=== Prompt ===
Print out every record exactly as it appears.

Items listed in a dataset
________
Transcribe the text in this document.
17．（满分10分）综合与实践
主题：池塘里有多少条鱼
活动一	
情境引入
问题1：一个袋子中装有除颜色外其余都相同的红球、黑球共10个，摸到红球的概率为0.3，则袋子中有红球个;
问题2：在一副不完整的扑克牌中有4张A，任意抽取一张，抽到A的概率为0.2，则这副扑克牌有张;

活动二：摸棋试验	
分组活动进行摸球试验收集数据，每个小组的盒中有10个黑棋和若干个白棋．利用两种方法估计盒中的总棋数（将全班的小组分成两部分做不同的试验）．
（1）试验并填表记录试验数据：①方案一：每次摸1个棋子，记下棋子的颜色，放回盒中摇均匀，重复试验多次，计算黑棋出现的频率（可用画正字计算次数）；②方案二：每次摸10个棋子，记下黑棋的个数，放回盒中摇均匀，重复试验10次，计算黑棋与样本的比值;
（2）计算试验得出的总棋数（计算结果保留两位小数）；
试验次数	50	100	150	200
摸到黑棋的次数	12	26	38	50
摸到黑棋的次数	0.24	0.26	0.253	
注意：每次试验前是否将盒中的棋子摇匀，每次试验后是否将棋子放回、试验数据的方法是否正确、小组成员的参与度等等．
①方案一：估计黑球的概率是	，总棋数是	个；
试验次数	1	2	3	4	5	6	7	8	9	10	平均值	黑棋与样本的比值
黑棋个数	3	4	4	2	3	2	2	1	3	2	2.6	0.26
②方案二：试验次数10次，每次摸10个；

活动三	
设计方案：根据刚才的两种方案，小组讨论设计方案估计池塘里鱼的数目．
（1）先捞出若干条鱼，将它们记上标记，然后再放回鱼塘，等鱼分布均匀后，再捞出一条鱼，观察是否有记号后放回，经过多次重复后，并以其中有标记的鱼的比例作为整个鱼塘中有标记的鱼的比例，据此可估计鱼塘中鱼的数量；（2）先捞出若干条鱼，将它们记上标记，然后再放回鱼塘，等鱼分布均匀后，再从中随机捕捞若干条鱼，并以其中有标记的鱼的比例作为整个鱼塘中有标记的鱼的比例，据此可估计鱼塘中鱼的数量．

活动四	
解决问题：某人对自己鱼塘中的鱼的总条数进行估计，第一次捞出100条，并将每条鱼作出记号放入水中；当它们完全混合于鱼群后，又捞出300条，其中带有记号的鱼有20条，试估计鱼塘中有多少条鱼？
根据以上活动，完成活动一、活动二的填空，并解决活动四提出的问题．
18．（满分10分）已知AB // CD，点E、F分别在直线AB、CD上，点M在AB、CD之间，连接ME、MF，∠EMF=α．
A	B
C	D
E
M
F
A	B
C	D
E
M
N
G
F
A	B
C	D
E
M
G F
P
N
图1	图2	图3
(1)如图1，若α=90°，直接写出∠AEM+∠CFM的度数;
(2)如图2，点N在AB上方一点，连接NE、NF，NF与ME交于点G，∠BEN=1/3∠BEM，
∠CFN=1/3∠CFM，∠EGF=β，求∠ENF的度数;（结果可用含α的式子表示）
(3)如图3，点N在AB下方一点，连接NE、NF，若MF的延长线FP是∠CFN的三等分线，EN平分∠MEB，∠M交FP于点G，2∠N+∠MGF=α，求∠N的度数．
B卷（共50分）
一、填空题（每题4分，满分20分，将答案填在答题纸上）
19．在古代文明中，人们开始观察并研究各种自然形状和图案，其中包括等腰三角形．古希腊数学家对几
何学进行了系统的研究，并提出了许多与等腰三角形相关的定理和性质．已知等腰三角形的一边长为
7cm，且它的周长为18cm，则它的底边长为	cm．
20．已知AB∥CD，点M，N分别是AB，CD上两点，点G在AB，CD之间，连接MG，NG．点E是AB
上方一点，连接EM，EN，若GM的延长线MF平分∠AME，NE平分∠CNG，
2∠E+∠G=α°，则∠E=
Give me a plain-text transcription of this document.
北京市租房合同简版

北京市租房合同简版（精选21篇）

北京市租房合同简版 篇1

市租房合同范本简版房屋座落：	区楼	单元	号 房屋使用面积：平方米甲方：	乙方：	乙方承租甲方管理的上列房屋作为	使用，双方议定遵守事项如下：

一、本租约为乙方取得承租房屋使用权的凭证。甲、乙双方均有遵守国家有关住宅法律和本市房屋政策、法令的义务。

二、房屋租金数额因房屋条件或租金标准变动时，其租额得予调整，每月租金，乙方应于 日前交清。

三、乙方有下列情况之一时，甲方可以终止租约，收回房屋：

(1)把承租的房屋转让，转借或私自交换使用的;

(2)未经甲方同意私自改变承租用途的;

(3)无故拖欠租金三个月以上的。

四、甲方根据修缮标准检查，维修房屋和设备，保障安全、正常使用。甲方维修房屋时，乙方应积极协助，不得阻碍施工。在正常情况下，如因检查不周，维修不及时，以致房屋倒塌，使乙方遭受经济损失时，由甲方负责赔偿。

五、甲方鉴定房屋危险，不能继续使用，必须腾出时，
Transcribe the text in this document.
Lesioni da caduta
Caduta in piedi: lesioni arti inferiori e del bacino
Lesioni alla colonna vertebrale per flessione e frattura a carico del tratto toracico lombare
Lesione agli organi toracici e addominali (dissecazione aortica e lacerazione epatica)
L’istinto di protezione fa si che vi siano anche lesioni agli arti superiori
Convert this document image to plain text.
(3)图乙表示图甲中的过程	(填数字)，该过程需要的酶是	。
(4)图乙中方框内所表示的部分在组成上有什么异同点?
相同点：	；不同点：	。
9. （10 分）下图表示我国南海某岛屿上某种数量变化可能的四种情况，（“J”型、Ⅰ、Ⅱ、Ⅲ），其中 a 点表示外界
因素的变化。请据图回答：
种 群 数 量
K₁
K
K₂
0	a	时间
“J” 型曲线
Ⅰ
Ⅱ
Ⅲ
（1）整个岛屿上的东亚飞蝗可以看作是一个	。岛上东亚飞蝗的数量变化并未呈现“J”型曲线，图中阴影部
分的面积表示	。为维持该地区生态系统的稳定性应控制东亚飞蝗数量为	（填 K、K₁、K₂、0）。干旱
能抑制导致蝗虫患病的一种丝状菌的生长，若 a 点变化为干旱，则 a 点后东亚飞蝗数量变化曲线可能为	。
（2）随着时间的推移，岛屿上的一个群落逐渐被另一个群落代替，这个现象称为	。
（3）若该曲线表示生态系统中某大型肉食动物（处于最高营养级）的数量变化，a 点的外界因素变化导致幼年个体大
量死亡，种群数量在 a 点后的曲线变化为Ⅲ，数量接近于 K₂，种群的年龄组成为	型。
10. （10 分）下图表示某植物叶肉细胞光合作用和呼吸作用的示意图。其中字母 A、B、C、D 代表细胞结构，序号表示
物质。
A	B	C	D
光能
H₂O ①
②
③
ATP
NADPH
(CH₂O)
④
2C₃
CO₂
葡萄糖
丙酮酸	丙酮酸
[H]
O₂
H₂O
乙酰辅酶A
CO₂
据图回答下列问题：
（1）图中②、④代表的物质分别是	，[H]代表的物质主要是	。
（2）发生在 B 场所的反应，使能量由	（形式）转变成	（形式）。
________
=== Output of the task ===
Transcribe the text in this document.
17．（满分10分）综合与实践
主题：池塘里有多少条鱼
活动一	
情境引入
问题1：一个袋子中装有除颜色外其余都相同的红球、黑球共10个，摸到红球的概率为0.3，则袋子中有红球个;
问题2：在一副不完整的扑克牌中有4张A，任意抽取一张，抽到A的概率为0.2，则这副扑克牌有张;

活动二：摸棋试验	
分组活动进行摸球试验收集数据，每个小组的盒中有10个黑棋和若干个白棋．利用两种方法估计盒中的总棋数（将全班的小组分成两部分做不同的试验）．
（1）试验并填表记录试验数据：①方案一：每次摸1个棋子，记下棋子的颜色，放回盒中摇均匀，重复试验多次，计算黑棋出现的频率（可用画正字计算次数）；②方案二：每次摸10个棋子，记下黑棋的个数，放回盒中摇均匀，重复试验10次，计算黑棋与样本的比值;
（2）计算试验得出的总棋数（计算结果保留两位小数）；
试验次数	50	100	150	200
摸到黑棋的次数	12	26	38	50
摸到黑棋的次数	0.24	0.26	0.253	
注意：每次试验前是否将盒中的棋子摇匀，每次试验后是否将棋子放回、试验数据的方法是否正确、小组成员的参与度等等．
①方案一：估计黑球的概率是	，总棋数是	个；
试验次数	1	2	3	4	5	6	7	8	9	10	平均值	黑棋与样本的比值
黑棋个数	3	4	4	2	3	2	2	1	3	2	2.6	0.26
②方案二：试验次数10次，每次摸10个；

活动三	
设计方案：根据刚才的两种方案，小组讨论设计方案估计池塘里鱼的数目．
（1）先捞出若干条鱼，将它们记上标记，然后再放回鱼塘，等鱼分布均匀后，再捞出一条鱼，观察是否有记号后放回，经过多次重复后，并以其中有标记的鱼的比例作为整个鱼塘中有标记的鱼的比例，据此可估计鱼塘中鱼的数量；（2）先捞出若干条鱼，将它们记上标记，然后再放回鱼塘，等鱼分布均匀后，再从中随机捕捞若干条鱼，并以其中有标记的鱼的比例作为整个鱼塘中有标记的鱼的比例，据此可估计鱼塘中鱼的数量．

活动四	
解决问题：某人对自己鱼塘中的鱼的总条数进行估计，第一次捞出100条，并将每条鱼作出记号放入水中；当它们完全混合于鱼群后，又捞出300条，其中带有记号的鱼有20条，试估计鱼塘中有多少条鱼？
根据以上活动，完成活动一、活动二的填空，并解决活动四提出的问题．
18．（满分10分）已知AB // CD，点E、F分别在直线AB、CD上，点M在AB、CD之间，连接ME、MF，∠EMF=α．
A	B
C	D
E
M
F
A	B
C	D
E
M
N
G
F
A	B
C	D
E
M
G F
P
N
图1	图2	图3
(1)如图1，若α=90°，直接写出∠AEM+∠CFM的度数;
(2)如图2，点N在AB上方一点，连接NE、NF，NF与ME交于点G，∠BEN=1/3∠BEM，
∠CFN=1/3∠CFM，∠EGF=β，求∠ENF的度数;（结果可用含α的式子表示）
(3)如图3，点N在AB下方一点，连接NE、NF，若MF的延长线FP是∠CFN的三等分线，EN平分∠MEB，∠M交FP于点G，2∠N+∠MGF=α，求∠N的度数．
B卷（共50分）
一、填空题（每题4分，满分20分，将答案填在答题纸上）
19．在古代文明中，人们开始观察并研究各种自然形状和图案，其中包括等腰三角形．古希腊数学家对几
何学进行了系统的研究，并提出了许多与等腰三角形相关的定理和性质．已知等腰三角形的一边长为
7cm，且它的周长为18cm，则它的底边长为	cm．
20．已知AB∥CD，点M，N分别是AB，CD上两点，点G在AB，CD之间，连接MG，NG．点E是AB
上方一点，连接EM，EN，若GM的延长线MF平分∠AME，NE平分∠CNG，
2∠E+∠G=α°，则∠E=
Give me a plain-text transcription of this document.
北京市租房合同简版

北京市租房合同简版（精选21篇）

北京市租房合同简版 篇1

市租房合同范本简版房屋座落：	区楼	单元	号 房屋使用面积：平方米甲方：	乙方：	乙方承租甲方管理的上列房屋作为	使用，双方议定遵守事项如下：

一、本租约为乙方取得承租房屋使用权的凭证。甲、乙双方均有遵守国家有关住宅法律和本市房屋政策、法令的义务。

二、房屋租金数额因房屋条件或租金标准变动时，其租额得予调整，每月租金，乙方应于 日前交清。

三、乙方有下列情况之一时，甲方可以终止租约，收回房屋：

(1)把承租的房屋转让，转借或私自交换使用的;

(2)未经甲方同意私自改变承租用途的;

(3)无故拖欠租金三个月以上的。

四、甲方根据修缮标准检查，维修房屋和设备，保障安全、正常使用。甲方维修房屋时，乙方应积极协助，不得阻碍施工。在正常情况下，如因检查不周，维修不及时，以致房屋倒塌，使乙方遭受经济损失时，由甲方负责赔偿。

五、甲方鉴定房屋危险，不能继续使用，必须腾出时，
Transcribe the text in this document.
Lesioni da caduta
Caduta in piedi: lesioni arti inferiori e del bacino
Lesioni alla colonna vertebrale per flessione e frattura a carico del tratto toracico lombare
Lesione agli organi toracici e addominali (dissecazione aortica e lacerazione epatica)
L’istinto di protezione fa si che vi siano anche lesioni agli arti superiori
Convert this document image to plain text.
(3)图乙表示图甲中的过程	(填数字)，该过程需要的酶是	。
(4)图乙中方框内所表示的部分在组成上有什么异同点?
相同点：	；不同点：	。
9. （10 分）下图表示我国南海某岛屿上某种数量变化可能的四种情况，（“J”型、Ⅰ、Ⅱ、Ⅲ），其中 a 点表示外界
因素的变化。请据图回答：
种 群 数 量
K₁
K
K₂
0	a	时间
“J” 型曲线
Ⅰ
Ⅱ
Ⅲ
（1）整个岛屿上的东亚飞蝗可以看作是一个	。岛上东亚飞蝗的数量变化并未呈现“J”型曲线，图中阴影部
分的面积表示	。为维持该地区生态系统的稳定性应控制东亚飞蝗数量为	（填 K、K₁、K₂、0）。干旱
能抑制导致蝗虫患病的一种丝状菌的生长，若 a 点变化为干旱，则 a 点后东亚飞蝗数量变化曲线可能为	。
（2）随着时间的推移，岛屿上的一个群落逐渐被另一个群落代替，这个现象称为	。
（3）若该曲线表示生态系统中某大型肉食动物（处于最高营养级）的数量变化，a 点的外界因素变化导致幼年个体大
量死亡，种群数量在 a 点后的曲线变化为Ⅲ，数量接近于 K₂，种群的年龄组成为	型。
10. （10 分）下图表示某植物叶肉细胞光合作用和呼吸作用的示意图。其中字母 A、B、C、D 代表细胞结构，序号表示
物质。
A	B	C	D
光能
H₂O ①
②
③
ATP
NADPH
(CH₂O)
④
2C₃
CO₂
葡萄糖
丙酮酸	丙酮酸
[H]
O₂
H₂O
乙酰辅酶A
CO₂
据图回答下列问题：
（1）图中②、④代表的物质分别是	，[H]代表的物质主要是	。
（2）发生在 B 场所的反应，使能量由	（形式）转变成	（形式）。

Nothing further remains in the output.